**THE REQUEST**
Report every line from the material that contains the word "फरनगर".

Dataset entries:
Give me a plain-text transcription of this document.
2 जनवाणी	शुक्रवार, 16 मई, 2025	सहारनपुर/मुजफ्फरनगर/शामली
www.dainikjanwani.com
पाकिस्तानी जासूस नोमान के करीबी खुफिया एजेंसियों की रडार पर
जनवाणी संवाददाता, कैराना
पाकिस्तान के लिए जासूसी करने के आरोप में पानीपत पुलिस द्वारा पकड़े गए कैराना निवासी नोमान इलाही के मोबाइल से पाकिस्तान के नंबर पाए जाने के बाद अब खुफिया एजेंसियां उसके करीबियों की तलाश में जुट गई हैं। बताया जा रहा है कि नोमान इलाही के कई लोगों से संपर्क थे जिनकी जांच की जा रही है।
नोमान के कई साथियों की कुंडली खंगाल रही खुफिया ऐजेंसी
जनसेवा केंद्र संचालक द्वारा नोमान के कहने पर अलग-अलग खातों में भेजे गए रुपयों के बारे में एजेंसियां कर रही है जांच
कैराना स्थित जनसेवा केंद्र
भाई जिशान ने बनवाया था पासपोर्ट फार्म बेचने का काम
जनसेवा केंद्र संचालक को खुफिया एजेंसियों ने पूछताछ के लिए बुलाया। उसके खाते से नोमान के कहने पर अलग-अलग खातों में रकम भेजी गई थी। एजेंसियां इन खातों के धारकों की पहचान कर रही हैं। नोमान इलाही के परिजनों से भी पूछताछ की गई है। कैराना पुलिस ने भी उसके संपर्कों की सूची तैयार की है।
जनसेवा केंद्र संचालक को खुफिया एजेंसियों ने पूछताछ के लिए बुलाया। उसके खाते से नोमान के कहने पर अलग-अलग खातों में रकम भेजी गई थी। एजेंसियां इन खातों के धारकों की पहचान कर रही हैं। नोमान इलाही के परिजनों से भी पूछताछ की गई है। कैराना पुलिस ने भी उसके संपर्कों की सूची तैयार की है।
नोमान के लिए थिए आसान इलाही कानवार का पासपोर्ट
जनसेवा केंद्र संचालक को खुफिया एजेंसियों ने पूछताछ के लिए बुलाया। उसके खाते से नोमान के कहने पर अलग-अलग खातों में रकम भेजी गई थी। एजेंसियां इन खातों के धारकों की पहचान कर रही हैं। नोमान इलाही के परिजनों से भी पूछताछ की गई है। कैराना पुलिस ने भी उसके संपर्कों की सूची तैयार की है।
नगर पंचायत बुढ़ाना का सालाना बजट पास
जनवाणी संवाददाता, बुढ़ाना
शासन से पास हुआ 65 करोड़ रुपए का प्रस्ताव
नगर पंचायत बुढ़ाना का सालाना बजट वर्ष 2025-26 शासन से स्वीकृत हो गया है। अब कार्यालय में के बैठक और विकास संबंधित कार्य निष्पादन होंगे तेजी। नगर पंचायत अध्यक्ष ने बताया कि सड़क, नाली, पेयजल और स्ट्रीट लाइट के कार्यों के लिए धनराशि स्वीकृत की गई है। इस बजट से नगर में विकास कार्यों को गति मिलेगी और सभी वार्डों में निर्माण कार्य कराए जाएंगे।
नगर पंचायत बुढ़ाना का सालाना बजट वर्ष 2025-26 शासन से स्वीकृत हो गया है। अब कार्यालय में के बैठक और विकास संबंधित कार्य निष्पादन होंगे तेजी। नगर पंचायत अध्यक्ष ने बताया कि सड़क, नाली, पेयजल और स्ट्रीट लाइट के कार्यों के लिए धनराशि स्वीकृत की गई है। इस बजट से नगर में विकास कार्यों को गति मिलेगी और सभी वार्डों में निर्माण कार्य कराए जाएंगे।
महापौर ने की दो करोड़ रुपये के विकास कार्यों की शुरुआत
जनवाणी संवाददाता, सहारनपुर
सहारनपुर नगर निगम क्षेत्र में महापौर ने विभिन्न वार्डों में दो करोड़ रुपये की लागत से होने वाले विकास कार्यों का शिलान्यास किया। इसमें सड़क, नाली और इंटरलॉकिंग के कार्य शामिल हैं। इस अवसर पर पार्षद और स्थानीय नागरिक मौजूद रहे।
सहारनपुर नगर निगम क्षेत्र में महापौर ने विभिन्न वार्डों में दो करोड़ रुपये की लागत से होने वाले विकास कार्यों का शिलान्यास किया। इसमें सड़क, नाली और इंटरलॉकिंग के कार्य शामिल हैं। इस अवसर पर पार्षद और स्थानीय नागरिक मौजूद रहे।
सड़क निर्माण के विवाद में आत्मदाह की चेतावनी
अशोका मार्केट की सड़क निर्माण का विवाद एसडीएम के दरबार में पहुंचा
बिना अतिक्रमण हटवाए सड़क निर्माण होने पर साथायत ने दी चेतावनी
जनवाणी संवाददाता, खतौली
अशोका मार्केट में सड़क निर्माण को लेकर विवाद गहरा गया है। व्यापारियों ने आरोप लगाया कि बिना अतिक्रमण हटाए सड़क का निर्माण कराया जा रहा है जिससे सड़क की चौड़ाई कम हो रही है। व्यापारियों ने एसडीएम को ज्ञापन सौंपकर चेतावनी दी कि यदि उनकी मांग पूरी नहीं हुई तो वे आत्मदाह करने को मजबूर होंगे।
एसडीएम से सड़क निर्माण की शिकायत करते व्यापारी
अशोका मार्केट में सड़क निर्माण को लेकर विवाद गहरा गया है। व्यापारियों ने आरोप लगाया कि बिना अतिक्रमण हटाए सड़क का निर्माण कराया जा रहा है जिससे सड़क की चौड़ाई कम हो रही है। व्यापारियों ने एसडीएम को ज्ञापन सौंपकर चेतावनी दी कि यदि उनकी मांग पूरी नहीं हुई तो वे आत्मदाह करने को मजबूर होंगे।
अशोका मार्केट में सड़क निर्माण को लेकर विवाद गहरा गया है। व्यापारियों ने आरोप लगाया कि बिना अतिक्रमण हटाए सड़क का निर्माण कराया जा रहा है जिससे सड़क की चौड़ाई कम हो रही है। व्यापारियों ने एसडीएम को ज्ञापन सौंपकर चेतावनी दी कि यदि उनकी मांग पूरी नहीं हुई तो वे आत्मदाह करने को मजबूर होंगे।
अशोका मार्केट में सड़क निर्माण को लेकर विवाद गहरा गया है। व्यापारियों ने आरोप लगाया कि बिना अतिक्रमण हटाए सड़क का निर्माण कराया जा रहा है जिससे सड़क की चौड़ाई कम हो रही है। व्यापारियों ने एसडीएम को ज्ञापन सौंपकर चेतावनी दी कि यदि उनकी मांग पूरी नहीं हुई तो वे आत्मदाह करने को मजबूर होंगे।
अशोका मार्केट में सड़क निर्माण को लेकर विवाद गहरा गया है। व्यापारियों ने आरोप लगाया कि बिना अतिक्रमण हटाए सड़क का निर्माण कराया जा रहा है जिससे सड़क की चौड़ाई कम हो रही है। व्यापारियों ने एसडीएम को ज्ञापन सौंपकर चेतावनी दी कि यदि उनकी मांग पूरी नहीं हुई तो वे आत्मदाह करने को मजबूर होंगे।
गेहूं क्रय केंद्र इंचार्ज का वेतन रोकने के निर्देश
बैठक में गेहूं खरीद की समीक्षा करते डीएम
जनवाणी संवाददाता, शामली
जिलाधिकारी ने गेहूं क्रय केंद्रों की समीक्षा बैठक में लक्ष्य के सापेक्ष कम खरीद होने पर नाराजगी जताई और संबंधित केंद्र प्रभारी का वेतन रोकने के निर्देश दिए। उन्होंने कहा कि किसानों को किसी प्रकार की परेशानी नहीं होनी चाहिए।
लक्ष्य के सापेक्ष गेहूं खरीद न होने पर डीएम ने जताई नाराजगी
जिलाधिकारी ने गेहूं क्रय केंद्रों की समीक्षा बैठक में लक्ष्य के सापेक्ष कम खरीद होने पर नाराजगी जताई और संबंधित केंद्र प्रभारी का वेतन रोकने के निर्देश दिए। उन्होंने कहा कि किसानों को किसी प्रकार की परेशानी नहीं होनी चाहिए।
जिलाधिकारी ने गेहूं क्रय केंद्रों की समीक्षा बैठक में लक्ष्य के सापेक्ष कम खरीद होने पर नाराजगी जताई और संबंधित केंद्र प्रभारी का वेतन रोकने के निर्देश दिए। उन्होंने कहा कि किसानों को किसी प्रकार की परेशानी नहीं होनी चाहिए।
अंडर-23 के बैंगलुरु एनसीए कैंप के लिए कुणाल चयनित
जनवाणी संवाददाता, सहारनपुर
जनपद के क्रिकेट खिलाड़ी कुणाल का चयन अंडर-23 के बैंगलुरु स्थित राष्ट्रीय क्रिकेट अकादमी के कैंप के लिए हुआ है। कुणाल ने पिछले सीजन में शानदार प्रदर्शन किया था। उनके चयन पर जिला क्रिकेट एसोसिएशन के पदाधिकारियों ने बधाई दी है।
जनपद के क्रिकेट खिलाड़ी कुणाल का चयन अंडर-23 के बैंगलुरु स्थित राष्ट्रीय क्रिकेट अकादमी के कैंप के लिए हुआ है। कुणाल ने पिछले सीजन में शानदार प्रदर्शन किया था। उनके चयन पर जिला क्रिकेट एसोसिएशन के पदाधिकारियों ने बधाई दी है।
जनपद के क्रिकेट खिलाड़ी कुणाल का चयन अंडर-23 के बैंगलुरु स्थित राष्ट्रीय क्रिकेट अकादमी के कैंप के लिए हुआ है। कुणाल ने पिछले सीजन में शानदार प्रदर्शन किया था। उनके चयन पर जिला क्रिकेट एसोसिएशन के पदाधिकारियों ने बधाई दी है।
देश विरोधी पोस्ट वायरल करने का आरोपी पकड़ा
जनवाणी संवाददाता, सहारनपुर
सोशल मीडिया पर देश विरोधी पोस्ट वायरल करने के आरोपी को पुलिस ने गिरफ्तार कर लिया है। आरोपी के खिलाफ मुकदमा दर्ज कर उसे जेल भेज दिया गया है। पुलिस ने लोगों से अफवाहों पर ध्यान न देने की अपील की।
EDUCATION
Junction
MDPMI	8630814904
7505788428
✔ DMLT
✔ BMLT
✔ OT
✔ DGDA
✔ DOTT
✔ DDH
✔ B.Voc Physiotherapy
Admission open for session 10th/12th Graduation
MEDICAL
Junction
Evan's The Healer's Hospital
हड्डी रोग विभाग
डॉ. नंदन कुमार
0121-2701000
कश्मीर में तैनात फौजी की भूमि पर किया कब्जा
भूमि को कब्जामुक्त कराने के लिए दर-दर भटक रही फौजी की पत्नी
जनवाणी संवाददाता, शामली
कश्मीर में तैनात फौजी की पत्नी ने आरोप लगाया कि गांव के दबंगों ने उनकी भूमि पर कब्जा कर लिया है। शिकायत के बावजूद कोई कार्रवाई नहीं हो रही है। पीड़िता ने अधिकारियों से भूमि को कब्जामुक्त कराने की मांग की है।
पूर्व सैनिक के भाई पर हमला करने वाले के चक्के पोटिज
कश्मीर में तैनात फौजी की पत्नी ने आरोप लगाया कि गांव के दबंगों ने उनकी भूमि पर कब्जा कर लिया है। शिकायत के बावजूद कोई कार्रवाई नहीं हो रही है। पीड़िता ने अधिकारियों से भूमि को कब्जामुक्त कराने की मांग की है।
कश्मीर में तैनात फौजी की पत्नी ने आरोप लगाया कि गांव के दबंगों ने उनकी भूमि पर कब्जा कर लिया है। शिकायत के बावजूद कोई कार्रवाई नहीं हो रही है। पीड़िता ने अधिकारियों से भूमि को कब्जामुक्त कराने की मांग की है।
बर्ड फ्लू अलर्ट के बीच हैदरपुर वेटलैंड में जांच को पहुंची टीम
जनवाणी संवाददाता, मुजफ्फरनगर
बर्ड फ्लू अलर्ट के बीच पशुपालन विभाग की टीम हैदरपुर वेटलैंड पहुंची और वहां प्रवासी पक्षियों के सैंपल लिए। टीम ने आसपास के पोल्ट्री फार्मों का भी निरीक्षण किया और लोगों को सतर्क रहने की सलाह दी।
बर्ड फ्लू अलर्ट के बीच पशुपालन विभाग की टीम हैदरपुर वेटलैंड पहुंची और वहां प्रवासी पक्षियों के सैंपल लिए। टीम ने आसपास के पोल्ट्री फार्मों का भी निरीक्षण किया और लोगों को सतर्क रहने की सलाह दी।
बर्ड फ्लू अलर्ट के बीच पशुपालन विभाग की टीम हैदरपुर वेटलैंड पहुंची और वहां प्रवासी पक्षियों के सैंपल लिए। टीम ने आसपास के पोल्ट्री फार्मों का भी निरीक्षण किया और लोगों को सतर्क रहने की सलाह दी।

**ANSWER FOR THE TASK**
2 जनवाणी	शुक्रवार, 16 मई, 2025	सहारनपुर/मुजफ्फरनगर/शामली
जनवाणी संवाददाता, मुजफ्फरनगर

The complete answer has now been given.